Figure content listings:
════

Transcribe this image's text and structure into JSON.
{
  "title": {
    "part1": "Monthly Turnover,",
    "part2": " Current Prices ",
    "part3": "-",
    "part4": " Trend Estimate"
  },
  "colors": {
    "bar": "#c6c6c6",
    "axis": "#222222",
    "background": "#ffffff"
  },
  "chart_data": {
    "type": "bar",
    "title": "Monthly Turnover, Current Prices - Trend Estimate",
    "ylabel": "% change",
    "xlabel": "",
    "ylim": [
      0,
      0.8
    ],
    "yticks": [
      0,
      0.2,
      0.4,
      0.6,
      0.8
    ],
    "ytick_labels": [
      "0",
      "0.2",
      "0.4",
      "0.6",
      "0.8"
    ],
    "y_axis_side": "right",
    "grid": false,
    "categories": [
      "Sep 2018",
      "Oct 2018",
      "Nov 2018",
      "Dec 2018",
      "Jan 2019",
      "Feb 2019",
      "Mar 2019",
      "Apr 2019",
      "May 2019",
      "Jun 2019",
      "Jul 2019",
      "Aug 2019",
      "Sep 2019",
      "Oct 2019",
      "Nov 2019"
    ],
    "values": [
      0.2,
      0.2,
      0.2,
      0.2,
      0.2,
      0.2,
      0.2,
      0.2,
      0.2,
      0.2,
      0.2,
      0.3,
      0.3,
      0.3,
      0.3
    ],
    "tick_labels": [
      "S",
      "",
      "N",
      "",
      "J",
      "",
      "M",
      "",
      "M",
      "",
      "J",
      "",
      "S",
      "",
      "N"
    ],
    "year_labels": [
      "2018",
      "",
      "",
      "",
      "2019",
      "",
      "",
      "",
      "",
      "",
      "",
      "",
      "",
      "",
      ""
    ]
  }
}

════

- Aim of the exercise -
Take each line of the material that contains the word "Monthly" and list it.

- Solution to the exercise -
    "part1": "Monthly Turnover,",
    "title": "Monthly Turnover, Current Prices - Trend Estimate",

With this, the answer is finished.